Start of Supplied information

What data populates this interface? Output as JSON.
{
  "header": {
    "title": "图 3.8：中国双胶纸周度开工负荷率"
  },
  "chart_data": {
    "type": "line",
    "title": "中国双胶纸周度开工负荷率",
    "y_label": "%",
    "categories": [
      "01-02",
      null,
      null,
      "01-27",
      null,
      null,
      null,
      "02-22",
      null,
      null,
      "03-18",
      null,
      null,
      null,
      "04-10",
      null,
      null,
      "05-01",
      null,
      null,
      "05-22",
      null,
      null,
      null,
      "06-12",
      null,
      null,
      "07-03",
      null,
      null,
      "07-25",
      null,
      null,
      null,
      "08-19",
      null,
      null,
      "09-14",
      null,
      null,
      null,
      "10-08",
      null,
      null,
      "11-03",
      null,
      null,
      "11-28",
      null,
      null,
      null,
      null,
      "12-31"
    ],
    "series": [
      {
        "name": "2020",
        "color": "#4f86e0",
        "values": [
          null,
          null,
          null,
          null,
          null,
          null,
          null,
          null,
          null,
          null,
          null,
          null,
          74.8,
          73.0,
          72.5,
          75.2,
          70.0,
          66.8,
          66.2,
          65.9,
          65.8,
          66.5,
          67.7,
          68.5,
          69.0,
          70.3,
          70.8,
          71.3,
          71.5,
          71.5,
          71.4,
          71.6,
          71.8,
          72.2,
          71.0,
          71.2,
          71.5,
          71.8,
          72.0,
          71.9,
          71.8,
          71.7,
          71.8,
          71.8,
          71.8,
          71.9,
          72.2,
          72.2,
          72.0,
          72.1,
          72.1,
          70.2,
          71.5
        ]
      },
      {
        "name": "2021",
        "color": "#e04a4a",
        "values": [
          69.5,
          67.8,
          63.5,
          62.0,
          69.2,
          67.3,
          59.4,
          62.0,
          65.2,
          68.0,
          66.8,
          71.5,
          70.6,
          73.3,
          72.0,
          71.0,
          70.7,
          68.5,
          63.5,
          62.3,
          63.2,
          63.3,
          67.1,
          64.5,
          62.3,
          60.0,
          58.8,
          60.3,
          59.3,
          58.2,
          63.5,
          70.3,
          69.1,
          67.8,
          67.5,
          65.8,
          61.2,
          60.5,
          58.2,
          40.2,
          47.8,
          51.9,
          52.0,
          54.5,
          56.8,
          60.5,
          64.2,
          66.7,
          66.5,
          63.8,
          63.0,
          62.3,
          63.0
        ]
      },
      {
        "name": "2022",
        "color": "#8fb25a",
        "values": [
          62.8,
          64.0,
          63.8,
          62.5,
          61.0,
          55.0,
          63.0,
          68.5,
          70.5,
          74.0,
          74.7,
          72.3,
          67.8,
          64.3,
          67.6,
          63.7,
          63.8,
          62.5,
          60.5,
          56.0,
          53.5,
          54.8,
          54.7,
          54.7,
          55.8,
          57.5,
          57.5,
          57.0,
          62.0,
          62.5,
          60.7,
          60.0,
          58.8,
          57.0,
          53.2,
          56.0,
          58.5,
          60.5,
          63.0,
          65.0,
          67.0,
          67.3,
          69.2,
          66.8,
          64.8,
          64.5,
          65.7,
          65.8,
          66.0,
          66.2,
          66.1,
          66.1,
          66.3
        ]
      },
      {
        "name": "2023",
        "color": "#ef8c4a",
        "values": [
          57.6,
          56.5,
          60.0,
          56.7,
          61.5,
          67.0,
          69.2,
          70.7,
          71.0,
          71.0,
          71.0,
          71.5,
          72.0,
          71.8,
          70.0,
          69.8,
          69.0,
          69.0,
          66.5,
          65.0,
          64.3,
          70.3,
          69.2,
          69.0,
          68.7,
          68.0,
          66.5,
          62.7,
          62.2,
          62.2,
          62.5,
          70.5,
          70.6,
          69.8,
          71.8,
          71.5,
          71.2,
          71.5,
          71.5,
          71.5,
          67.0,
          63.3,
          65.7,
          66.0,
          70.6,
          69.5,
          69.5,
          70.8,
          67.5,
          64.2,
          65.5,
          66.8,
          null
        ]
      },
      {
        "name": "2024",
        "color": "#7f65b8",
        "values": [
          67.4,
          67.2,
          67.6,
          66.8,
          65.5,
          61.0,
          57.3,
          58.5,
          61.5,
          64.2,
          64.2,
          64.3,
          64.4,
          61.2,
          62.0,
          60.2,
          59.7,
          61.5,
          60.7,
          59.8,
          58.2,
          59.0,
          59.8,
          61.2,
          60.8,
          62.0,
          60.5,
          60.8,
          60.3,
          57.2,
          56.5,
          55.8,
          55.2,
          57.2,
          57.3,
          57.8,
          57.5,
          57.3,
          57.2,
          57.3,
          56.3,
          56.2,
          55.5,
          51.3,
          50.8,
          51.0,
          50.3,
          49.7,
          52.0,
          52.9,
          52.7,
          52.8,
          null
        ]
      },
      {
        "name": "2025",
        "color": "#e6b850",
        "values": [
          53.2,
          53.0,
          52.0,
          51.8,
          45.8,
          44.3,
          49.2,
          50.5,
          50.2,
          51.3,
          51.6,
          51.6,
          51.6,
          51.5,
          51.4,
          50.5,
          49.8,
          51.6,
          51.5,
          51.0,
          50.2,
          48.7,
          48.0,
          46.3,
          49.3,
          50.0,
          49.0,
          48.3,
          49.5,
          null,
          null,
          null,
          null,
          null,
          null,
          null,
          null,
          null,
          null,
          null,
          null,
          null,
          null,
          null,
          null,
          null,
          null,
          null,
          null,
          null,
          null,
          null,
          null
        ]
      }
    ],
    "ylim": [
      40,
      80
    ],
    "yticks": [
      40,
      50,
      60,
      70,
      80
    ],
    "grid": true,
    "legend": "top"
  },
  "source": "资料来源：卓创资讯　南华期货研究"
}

End of Supplied information

From the entries, report each line that includes the word "color".

**Answer to the exercise:**
        "color": "#4f86e0",
        "color": "#e04a4a",
        "color": "#8fb25a",
        "color": "#ef8c4a",
        "color": "#7f65b8",
        "color": "#e6b850",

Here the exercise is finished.